(Figure contents as structured data)
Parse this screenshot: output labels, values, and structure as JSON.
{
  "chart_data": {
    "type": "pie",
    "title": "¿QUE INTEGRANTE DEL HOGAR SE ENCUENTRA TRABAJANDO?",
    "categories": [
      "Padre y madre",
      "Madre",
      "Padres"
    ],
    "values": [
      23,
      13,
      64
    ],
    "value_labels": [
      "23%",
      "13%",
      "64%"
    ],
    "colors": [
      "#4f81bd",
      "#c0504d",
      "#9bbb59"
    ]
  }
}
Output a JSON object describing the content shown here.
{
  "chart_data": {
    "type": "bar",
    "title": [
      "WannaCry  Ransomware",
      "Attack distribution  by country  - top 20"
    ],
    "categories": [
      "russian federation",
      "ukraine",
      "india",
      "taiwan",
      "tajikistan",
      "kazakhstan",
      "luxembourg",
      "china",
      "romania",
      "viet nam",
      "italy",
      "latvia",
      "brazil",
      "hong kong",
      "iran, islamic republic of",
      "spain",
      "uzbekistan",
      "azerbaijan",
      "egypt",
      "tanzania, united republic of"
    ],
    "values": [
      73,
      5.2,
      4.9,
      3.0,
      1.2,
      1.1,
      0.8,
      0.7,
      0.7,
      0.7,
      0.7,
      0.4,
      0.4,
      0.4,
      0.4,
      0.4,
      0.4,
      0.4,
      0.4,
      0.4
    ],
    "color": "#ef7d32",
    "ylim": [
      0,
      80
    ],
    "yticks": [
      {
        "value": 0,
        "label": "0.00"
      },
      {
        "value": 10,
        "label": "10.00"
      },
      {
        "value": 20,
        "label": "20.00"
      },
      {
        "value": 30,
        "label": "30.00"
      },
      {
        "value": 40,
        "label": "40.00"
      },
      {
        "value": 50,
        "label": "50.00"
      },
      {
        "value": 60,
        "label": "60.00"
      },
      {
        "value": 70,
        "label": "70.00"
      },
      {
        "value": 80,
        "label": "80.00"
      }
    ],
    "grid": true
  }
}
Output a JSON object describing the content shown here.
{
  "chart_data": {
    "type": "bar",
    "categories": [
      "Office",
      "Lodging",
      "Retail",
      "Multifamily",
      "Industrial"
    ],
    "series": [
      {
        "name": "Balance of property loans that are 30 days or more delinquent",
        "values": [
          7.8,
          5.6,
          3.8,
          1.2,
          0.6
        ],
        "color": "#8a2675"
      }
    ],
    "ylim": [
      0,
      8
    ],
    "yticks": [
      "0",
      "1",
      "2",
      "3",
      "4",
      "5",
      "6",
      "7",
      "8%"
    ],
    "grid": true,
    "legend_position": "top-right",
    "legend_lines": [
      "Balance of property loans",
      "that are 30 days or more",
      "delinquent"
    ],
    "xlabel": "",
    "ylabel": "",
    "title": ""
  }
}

Task details >>
Extract every entry in the listing word for word.

Response to this task >>
Parse this screenshot: output labels, values, and structure as JSON.
{
  "chart_data": {
    "type": "pie",
    "title": "¿QUE INTEGRANTE DEL HOGAR SE ENCUENTRA TRABAJANDO?",
    "categories": [
      "Padre y madre",
      "Madre",
      "Padres"
    ],
    "values": [
      23,
      13,
      64
    ],
    "value_labels": [
      "23%",
      "13%",
      "64%"
    ],
    "colors": [
      "#4f81bd",
      "#c0504d",
      "#9bbb59"
    ]
  }
}
Output a JSON object describing the content shown here.
{
  "chart_data": {
    "type": "bar",
    "title": [
      "WannaCry  Ransomware",
      "Attack distribution  by country  - top 20"
    ],
    "categories": [
      "russian federation",
      "ukraine",
      "india",
      "taiwan",
      "tajikistan",
      "kazakhstan",
      "luxembourg",
      "china",
      "romania",
      "viet nam",
      "italy",
      "latvia",
      "brazil",
      "hong kong",
      "iran, islamic republic of",
      "spain",
      "uzbekistan",
      "azerbaijan",
      "egypt",
      "tanzania, united republic of"
    ],
    "values": [
      73,
      5.2,
      4.9,
      3.0,
      1.2,
      1.1,
      0.8,
      0.7,
      0.7,
      0.7,
      0.7,
      0.4,
      0.4,
      0.4,
      0.4,
      0.4,
      0.4,
      0.4,
      0.4,
      0.4
    ],
    "color": "#ef7d32",
    "ylim": [
      0,
      80
    ],
    "yticks": [
      {
        "value": 0,
        "label": "0.00"
      },
      {
        "value": 10,
        "label": "10.00"
      },
      {
        "value": 20,
        "label": "20.00"
      },
      {
        "value": 30,
        "label": "30.00"
      },
      {
        "value": 40,
        "label": "40.00"
      },
      {
        "value": 50,
        "label": "50.00"
      },
      {
        "value": 60,
        "label": "60.00"
      },
      {
        "value": 70,
        "label": "70.00"
      },
      {
        "value": 80,
        "label": "80.00"
      }
    ],
    "grid": true
  }
}
Output a JSON object describing the content shown here.
{
  "chart_data": {
    "type": "bar",
    "categories": [
      "Office",
      "Lodging",
      "Retail",
      "Multifamily",
      "Industrial"
    ],
    "series": [
      {
        "name": "Balance of property loans that are 30 days or more delinquent",
        "values": [
          7.8,
          5.6,
          3.8,
          1.2,
          0.6
        ],
        "color": "#8a2675"
      }
    ],
    "ylim": [
      0,
      8
    ],
    "yticks": [
      "0",
      "1",
      "2",
      "3",
      "4",
      "5",
      "6",
      "7",
      "8%"
    ],
    "grid": true,
    "legend_position": "top-right",
    "legend_lines": [
      "Balance of property loans",
      "that are 30 days or more",
      "delinquent"
    ],
    "xlabel": "",
    "ylabel": "",
    "title": ""
  }
}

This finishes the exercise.